(Data entries)
══════════
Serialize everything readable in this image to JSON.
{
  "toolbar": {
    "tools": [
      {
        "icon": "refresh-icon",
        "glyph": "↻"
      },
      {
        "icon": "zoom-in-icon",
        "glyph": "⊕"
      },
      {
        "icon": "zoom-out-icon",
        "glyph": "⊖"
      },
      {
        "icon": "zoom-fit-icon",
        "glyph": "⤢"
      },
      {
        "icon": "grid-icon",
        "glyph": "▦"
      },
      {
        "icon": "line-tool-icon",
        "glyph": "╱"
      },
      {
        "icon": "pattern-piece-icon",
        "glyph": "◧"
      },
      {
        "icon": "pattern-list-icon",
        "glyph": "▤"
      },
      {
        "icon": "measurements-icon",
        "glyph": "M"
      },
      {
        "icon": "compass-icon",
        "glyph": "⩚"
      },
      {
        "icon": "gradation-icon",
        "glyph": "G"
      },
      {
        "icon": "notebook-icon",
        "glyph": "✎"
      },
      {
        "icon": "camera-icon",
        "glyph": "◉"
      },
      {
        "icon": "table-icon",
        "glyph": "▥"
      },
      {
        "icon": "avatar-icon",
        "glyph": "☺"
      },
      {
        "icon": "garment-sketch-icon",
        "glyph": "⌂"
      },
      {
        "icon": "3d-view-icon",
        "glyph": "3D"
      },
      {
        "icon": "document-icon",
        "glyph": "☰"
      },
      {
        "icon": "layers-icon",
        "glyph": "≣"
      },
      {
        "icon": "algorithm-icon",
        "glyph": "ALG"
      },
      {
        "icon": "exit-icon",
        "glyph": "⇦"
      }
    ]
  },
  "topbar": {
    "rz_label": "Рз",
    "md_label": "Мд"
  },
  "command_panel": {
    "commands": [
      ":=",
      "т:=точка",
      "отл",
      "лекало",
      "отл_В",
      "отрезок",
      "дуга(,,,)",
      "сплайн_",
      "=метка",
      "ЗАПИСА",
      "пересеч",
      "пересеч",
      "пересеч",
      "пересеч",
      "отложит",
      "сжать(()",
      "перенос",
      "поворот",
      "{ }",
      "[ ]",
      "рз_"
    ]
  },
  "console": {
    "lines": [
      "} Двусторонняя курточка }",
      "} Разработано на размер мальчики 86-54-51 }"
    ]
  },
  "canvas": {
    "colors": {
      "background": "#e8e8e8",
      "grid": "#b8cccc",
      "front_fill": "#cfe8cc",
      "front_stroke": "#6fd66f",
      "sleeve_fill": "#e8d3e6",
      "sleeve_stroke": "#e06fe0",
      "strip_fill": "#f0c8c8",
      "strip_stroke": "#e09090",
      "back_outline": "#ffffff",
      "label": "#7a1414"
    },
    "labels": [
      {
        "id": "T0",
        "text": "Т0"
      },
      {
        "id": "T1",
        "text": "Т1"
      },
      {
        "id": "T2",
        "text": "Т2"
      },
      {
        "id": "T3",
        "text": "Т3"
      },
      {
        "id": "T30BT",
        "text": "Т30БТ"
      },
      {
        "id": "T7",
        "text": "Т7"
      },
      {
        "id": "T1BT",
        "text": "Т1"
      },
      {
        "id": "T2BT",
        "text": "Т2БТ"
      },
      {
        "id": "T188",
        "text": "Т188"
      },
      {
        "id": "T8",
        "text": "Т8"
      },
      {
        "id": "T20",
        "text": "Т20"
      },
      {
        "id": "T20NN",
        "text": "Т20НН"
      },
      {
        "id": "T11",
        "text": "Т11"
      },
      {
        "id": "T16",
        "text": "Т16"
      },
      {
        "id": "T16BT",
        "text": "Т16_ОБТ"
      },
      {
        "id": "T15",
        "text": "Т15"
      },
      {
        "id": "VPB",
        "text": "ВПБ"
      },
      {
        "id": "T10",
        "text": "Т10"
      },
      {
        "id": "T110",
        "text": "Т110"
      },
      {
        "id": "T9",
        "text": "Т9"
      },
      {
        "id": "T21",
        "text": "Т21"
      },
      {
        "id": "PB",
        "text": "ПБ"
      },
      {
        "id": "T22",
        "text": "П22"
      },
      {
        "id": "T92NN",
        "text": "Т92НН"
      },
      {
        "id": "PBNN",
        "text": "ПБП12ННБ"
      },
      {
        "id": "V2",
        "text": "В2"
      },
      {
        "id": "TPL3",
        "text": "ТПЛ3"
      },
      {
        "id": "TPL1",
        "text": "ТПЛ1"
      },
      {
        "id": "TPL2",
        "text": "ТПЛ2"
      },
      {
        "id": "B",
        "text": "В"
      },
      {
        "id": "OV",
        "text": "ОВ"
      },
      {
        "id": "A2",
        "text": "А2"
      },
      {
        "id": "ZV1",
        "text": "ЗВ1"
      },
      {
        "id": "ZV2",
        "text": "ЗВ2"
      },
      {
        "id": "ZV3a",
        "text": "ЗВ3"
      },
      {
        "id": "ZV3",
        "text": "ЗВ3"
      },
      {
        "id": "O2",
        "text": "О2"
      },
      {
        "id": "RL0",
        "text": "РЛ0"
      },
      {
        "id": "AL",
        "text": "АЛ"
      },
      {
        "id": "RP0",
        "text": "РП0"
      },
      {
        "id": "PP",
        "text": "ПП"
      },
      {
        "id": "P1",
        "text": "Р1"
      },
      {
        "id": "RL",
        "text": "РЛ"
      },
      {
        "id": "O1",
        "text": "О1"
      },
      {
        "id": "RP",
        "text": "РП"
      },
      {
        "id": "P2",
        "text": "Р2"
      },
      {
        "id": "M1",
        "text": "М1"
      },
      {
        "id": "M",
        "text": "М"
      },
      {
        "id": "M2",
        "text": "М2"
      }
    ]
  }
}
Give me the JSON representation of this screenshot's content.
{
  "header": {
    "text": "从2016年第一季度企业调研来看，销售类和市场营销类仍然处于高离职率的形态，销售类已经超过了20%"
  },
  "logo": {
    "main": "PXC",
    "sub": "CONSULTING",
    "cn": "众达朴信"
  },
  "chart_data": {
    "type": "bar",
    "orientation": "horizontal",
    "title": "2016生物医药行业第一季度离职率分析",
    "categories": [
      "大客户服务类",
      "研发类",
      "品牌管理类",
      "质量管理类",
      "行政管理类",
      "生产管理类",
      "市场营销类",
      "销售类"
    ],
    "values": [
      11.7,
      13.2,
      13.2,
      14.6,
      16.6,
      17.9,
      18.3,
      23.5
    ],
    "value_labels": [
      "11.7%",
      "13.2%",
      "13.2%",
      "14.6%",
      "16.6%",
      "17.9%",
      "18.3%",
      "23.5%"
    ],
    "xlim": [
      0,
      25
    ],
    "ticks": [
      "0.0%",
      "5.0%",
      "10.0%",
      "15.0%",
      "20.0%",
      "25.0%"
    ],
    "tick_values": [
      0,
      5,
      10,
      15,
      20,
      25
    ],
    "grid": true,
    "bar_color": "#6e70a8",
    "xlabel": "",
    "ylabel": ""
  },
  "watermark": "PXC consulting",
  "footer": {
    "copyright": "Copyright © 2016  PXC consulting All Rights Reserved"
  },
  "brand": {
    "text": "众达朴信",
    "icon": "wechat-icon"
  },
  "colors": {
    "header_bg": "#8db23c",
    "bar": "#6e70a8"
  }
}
══════════
■ REQUIREMENTS
Repeat only the lines from the one holding "Give me the" through the last line of the data.

■ SOLUTION
Give me the JSON representation of this screenshot's content.
{
  "header": {
    "text": "从2016年第一季度企业调研来看，销售类和市场营销类仍然处于高离职率的形态，销售类已经超过了20%"
  },
  "logo": {
    "main": "PXC",
    "sub": "CONSULTING",
    "cn": "众达朴信"
  },
  "chart_data": {
    "type": "bar",
    "orientation": "horizontal",
    "title": "2016生物医药行业第一季度离职率分析",
    "categories": [
      "大客户服务类",
      "研发类",
      "品牌管理类",
      "质量管理类",
      "行政管理类",
      "生产管理类",
      "市场营销类",
      "销售类"
    ],
    "values": [
      11.7,
      13.2,
      13.2,
      14.6,
      16.6,
      17.9,
      18.3,
      23.5
    ],
    "value_labels": [
      "11.7%",
      "13.2%",
      "13.2%",
      "14.6%",
      "16.6%",
      "17.9%",
      "18.3%",
      "23.5%"
    ],
    "xlim": [
      0,
      25
    ],
    "ticks": [
      "0.0%",
      "5.0%",
      "10.0%",
      "15.0%",
      "20.0%",
      "25.0%"
    ],
    "tick_values": [
      0,
      5,
      10,
      15,
      20,
      25
    ],
    "grid": true,
    "bar_color": "#6e70a8",
    "xlabel": "",
    "ylabel": ""
  },
  "watermark": "PXC consulting",
  "footer": {
    "copyright": "Copyright © 2016  PXC consulting All Rights Reserved"
  },
  "brand": {
    "text": "众达朴信",
    "icon": "wechat-icon"
  },
  "colors": {
    "header_bg": "#8db23c",
    "bar": "#6e70a8"
  }
}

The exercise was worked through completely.